__Task objective__
Return the records, each one exactly as written.

__Available data__
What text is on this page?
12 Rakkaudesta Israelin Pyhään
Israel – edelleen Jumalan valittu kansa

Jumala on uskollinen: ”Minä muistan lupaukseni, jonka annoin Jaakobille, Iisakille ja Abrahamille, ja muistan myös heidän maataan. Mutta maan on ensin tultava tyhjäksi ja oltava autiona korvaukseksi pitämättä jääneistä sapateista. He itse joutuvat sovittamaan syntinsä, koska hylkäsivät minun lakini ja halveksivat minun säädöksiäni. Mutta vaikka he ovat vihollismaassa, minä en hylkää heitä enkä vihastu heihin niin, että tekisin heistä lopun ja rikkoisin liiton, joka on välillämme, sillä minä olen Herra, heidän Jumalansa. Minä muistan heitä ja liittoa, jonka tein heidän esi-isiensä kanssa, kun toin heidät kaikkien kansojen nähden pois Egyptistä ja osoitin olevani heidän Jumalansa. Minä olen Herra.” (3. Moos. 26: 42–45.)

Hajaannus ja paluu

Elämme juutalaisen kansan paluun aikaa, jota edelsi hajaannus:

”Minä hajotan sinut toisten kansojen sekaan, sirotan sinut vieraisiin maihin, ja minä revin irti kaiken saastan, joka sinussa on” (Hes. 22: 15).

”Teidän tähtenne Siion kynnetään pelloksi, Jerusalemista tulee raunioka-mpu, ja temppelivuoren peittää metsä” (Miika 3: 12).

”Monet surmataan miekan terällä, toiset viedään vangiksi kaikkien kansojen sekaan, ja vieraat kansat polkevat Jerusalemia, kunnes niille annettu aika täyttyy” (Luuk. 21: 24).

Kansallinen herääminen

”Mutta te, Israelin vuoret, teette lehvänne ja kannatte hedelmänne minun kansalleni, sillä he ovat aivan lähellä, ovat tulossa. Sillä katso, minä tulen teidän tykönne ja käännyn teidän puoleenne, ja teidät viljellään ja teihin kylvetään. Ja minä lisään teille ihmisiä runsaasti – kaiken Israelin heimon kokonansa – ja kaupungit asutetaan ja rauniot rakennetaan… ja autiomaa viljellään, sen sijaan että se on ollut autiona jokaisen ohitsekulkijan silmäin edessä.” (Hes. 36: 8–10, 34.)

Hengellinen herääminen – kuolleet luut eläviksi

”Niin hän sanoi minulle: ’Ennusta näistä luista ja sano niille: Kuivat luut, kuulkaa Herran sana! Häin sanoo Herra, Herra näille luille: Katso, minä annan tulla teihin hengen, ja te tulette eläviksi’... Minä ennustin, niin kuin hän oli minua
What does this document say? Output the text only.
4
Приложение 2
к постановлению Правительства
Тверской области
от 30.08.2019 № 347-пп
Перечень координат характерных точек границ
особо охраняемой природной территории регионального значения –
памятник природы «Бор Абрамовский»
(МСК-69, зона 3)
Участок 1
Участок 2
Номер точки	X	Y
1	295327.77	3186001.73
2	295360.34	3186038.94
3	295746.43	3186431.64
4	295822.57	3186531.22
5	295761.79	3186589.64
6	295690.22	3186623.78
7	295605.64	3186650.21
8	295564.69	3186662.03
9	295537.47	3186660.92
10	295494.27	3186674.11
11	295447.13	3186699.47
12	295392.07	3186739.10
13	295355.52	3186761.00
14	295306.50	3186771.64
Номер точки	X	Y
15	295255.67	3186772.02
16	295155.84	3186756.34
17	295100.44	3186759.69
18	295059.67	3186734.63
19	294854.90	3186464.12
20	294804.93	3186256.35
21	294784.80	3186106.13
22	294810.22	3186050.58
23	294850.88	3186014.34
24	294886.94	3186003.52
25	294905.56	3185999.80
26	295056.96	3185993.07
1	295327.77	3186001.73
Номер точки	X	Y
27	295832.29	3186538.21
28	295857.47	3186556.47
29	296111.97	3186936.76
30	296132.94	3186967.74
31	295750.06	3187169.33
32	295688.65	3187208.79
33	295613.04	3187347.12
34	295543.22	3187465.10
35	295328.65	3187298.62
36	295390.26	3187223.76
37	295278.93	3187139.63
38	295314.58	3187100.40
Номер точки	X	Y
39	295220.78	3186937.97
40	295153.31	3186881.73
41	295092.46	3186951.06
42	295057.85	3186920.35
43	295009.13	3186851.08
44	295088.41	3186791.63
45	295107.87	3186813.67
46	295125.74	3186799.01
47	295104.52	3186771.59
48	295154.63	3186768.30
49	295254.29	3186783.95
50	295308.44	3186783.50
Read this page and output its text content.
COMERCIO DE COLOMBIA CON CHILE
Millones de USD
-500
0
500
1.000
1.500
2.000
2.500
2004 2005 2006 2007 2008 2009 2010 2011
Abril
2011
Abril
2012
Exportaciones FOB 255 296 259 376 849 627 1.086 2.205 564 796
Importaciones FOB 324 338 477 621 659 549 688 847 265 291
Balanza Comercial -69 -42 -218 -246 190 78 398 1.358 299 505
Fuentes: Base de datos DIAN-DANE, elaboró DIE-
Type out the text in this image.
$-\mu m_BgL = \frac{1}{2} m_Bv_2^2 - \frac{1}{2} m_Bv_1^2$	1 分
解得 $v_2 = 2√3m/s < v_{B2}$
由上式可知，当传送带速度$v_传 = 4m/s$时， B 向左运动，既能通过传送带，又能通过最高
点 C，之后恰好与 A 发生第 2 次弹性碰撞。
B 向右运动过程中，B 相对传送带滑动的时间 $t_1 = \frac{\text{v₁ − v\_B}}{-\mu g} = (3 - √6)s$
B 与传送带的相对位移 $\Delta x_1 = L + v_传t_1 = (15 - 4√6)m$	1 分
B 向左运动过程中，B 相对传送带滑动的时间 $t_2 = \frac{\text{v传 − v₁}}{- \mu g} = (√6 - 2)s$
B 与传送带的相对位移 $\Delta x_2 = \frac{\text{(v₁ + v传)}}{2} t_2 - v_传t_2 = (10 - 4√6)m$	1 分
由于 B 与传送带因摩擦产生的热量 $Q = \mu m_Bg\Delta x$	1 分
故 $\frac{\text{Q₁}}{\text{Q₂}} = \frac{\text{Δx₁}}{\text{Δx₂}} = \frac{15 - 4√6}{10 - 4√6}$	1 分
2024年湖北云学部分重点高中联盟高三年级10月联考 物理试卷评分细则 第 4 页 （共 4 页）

__Written reply__
What text is on this page?
12 Rakkaudesta Israelin Pyhään
Israel – edelleen Jumalan valittu kansa

Jumala on uskollinen: ”Minä muistan lupaukseni, jonka annoin Jaakobille, Iisakille ja Abrahamille, ja muistan myös heidän maataan. Mutta maan on ensin tultava tyhjäksi ja oltava autiona korvaukseksi pitämättä jääneistä sapateista. He itse joutuvat sovittamaan syntinsä, koska hylkäsivät minun lakini ja halveksivat minun säädöksiäni. Mutta vaikka he ovat vihollismaassa, minä en hylkää heitä enkä vihastu heihin niin, että tekisin heistä lopun ja rikkoisin liiton, joka on välillämme, sillä minä olen Herra, heidän Jumalansa. Minä muistan heitä ja liittoa, jonka tein heidän esi-isiensä kanssa, kun toin heidät kaikkien kansojen nähden pois Egyptistä ja osoitin olevani heidän Jumalansa. Minä olen Herra.” (3. Moos. 26: 42–45.)

Hajaannus ja paluu

Elämme juutalaisen kansan paluun aikaa, jota edelsi hajaannus:

”Minä hajotan sinut toisten kansojen sekaan, sirotan sinut vieraisiin maihin, ja minä revin irti kaiken saastan, joka sinussa on” (Hes. 22: 15).

”Teidän tähtenne Siion kynnetään pelloksi, Jerusalemista tulee raunioka-mpu, ja temppelivuoren peittää metsä” (Miika 3: 12).

”Monet surmataan miekan terällä, toiset viedään vangiksi kaikkien kansojen sekaan, ja vieraat kansat polkevat Jerusalemia, kunnes niille annettu aika täyttyy” (Luuk. 21: 24).

Kansallinen herääminen

”Mutta te, Israelin vuoret, teette lehvänne ja kannatte hedelmänne minun kansalleni, sillä he ovat aivan lähellä, ovat tulossa. Sillä katso, minä tulen teidän tykönne ja käännyn teidän puoleenne, ja teidät viljellään ja teihin kylvetään. Ja minä lisään teille ihmisiä runsaasti – kaiken Israelin heimon kokonansa – ja kaupungit asutetaan ja rauniot rakennetaan… ja autiomaa viljellään, sen sijaan että se on ollut autiona jokaisen ohitsekulkijan silmäin edessä.” (Hes. 36: 8–10, 34.)

Hengellinen herääminen – kuolleet luut eläviksi

”Niin hän sanoi minulle: ’Ennusta näistä luista ja sano niille: Kuivat luut, kuulkaa Herran sana! Häin sanoo Herra, Herra näille luille: Katso, minä annan tulla teihin hengen, ja te tulette eläviksi’... Minä ennustin, niin kuin hän oli minua
What does this document say? Output the text only.
4
Приложение 2
к постановлению Правительства
Тверской области
от 30.08.2019 № 347-пп
Перечень координат характерных точек границ
особо охраняемой природной территории регионального значения –
памятник природы «Бор Абрамовский»
(МСК-69, зона 3)
Участок 1
Участок 2
Номер точки	X	Y
1	295327.77	3186001.73
2	295360.34	3186038.94
3	295746.43	3186431.64
4	295822.57	3186531.22
5	295761.79	3186589.64
6	295690.22	3186623.78
7	295605.64	3186650.21
8	295564.69	3186662.03
9	295537.47	3186660.92
10	295494.27	3186674.11
11	295447.13	3186699.47
12	295392.07	3186739.10
13	295355.52	3186761.00
14	295306.50	3186771.64
Номер точки	X	Y
15	295255.67	3186772.02
16	295155.84	3186756.34
17	295100.44	3186759.69
18	295059.67	3186734.63
19	294854.90	3186464.12
20	294804.93	3186256.35
21	294784.80	3186106.13
22	294810.22	3186050.58
23	294850.88	3186014.34
24	294886.94	3186003.52
25	294905.56	3185999.80
26	295056.96	3185993.07
1	295327.77	3186001.73
Номер точки	X	Y
27	295832.29	3186538.21
28	295857.47	3186556.47
29	296111.97	3186936.76
30	296132.94	3186967.74
31	295750.06	3187169.33
32	295688.65	3187208.79
33	295613.04	3187347.12
34	295543.22	3187465.10
35	295328.65	3187298.62
36	295390.26	3187223.76
37	295278.93	3187139.63
38	295314.58	3187100.40
Номер точки	X	Y
39	295220.78	3186937.97
40	295153.31	3186881.73
41	295092.46	3186951.06
42	295057.85	3186920.35
43	295009.13	3186851.08
44	295088.41	3186791.63
45	295107.87	3186813.67
46	295125.74	3186799.01
47	295104.52	3186771.59
48	295154.63	3186768.30
49	295254.29	3186783.95
50	295308.44	3186783.50
Read this page and output its text content.
COMERCIO DE COLOMBIA CON CHILE
Millones de USD
-500
0
500
1.000
1.500
2.000
2.500
2004 2005 2006 2007 2008 2009 2010 2011
Abril
2011
Abril
2012
Exportaciones FOB 255 296 259 376 849 627 1.086 2.205 564 796
Importaciones FOB 324 338 477 621 659 549 688 847 265 291
Balanza Comercial -69 -42 -218 -246 190 78 398 1.358 299 505
Fuentes: Base de datos DIAN-DANE, elaboró DIE-
Type out the text in this image.
$-\mu m_BgL = \frac{1}{2} m_Bv_2^2 - \frac{1}{2} m_Bv_1^2$	1 分
解得 $v_2 = 2√3m/s < v_{B2}$
由上式可知，当传送带速度$v_传 = 4m/s$时， B 向左运动，既能通过传送带，又能通过最高
点 C，之后恰好与 A 发生第 2 次弹性碰撞。
B 向右运动过程中，B 相对传送带滑动的时间 $t_1 = \frac{\text{v₁ − v\_B}}{-\mu g} = (3 - √6)s$
B 与传送带的相对位移 $\Delta x_1 = L + v_传t_1 = (15 - 4√6)m$	1 分
B 向左运动过程中，B 相对传送带滑动的时间 $t_2 = \frac{\text{v传 − v₁}}{- \mu g} = (√6 - 2)s$
B 与传送带的相对位移 $\Delta x_2 = \frac{\text{(v₁ + v传)}}{2} t_2 - v_传t_2 = (10 - 4√6)m$	1 分
由于 B 与传送带因摩擦产生的热量 $Q = \mu m_Bg\Delta x$	1 分
故 $\frac{\text{Q₁}}{\text{Q₂}} = \frac{\text{Δx₁}}{\text{Δx₂}} = \frac{15 - 4√6}{10 - 4√6}$	1 分
2024年湖北云学部分重点高中联盟高三年级10月联考 物理试卷评分细则 第 4 页 （共 4 页）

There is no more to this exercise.